Write out each record below exactly as it appears, with no pictures.
___ Input records ___
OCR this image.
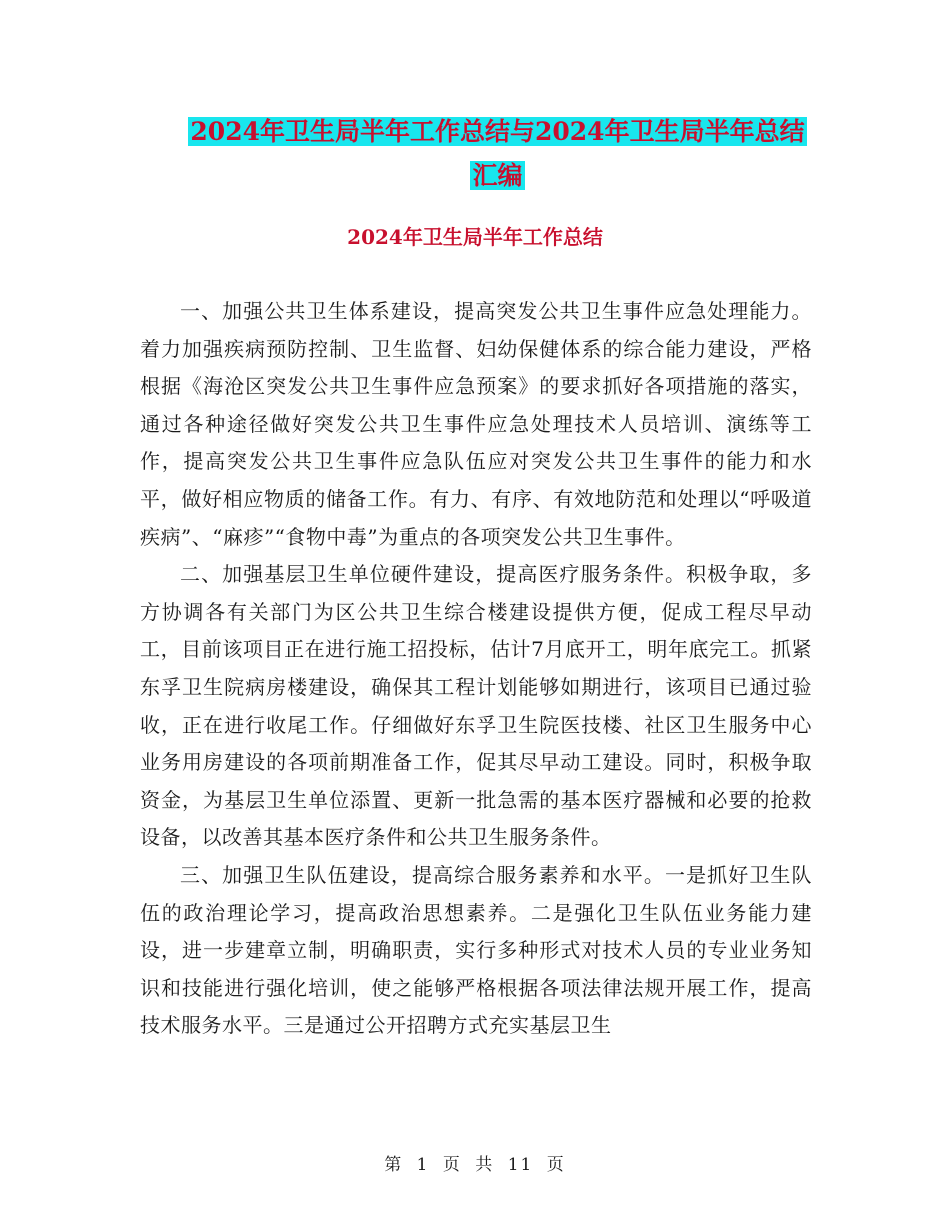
2024年卫生局半年工作总结与2024年卫生局半年总结
汇编
2024年卫生局半年工作总结

一、加强公共卫生体系建设，提高突发公共卫生事件应急处理能力。着力加强疾病预防控制、卫生监督、妇幼保健体系的综合能力建设，严格根据《海沧区突发公共卫生事件应急预案》的要求抓好各项措施的落实，通过各种途径做好突发公共卫生事件应急处理技术人员培训、演练等工作，提高突发公共卫生事件应急队伍应对突发公共卫生事件的能力和水平，做好相应物质的储备工作。有力、有序、有效地防范和处理以“呼吸道疾病”、“麻疹”“食物中毒”为重点的各项突发公共卫生事件。

二、加强基层卫生单位硬件建设，提高医疗服务条件。积极争取，多方协调各有关部门为区公共卫生综合楼建设提供方便，促成工程尽早动工，目前该项目正在进行施工招投标，估计7月底开工，明年底完工。抓紧东孚卫生院病房楼建设，确保其工程计划能够如期进行，该项目已通过验收，正在进行收尾工作。仔细做好东孚卫生院医技楼、社区卫生服务中心业务用房建设的各项前期准备工作，促其尽早动工建设。同时，积极争取资金，为基层卫生单位添置、更新一批急需的基本医疗器械和必要的抢救设备，以改善其基本医疗条件和公共卫生服务条件。

三、加强卫生队伍建设，提高综合服务素养和水平。一是抓好卫生队伍的政治理论学习，提高政治思想素养。二是强化卫生队伍业务能力建设，进一步建章立制，明确职责，实行多种形式对技术人员的专业业务知识和技能进行强化培训，使之能够严格根据各项法律法规开展工作，提高技术服务水平。三是通过公开招聘方式充实基层卫生

第 1 页 共 11 页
___
> [Task result]
OCR this image.
2024年卫生局半年工作总结与2024年卫生局半年总结
汇编
2024年卫生局半年工作总结

一、加强公共卫生体系建设，提高突发公共卫生事件应急处理能力。着力加强疾病预防控制、卫生监督、妇幼保健体系的综合能力建设，严格根据《海沧区突发公共卫生事件应急预案》的要求抓好各项措施的落实，通过各种途径做好突发公共卫生事件应急处理技术人员培训、演练等工作，提高突发公共卫生事件应急队伍应对突发公共卫生事件的能力和水平，做好相应物质的储备工作。有力、有序、有效地防范和处理以“呼吸道疾病”、“麻疹”“食物中毒”为重点的各项突发公共卫生事件。

二、加强基层卫生单位硬件建设，提高医疗服务条件。积极争取，多方协调各有关部门为区公共卫生综合楼建设提供方便，促成工程尽早动工，目前该项目正在进行施工招投标，估计7月底开工，明年底完工。抓紧东孚卫生院病房楼建设，确保其工程计划能够如期进行，该项目已通过验收，正在进行收尾工作。仔细做好东孚卫生院医技楼、社区卫生服务中心业务用房建设的各项前期准备工作，促其尽早动工建设。同时，积极争取资金，为基层卫生单位添置、更新一批急需的基本医疗器械和必要的抢救设备，以改善其基本医疗条件和公共卫生服务条件。

三、加强卫生队伍建设，提高综合服务素养和水平。一是抓好卫生队伍的政治理论学习，提高政治思想素养。二是强化卫生队伍业务能力建设，进一步建章立制，明确职责，实行多种形式对技术人员的专业业务知识和技能进行强化培训，使之能够严格根据各项法律法规开展工作，提高技术服务水平。三是通过公开招聘方式充实基层卫生

第 1 页 共 11 页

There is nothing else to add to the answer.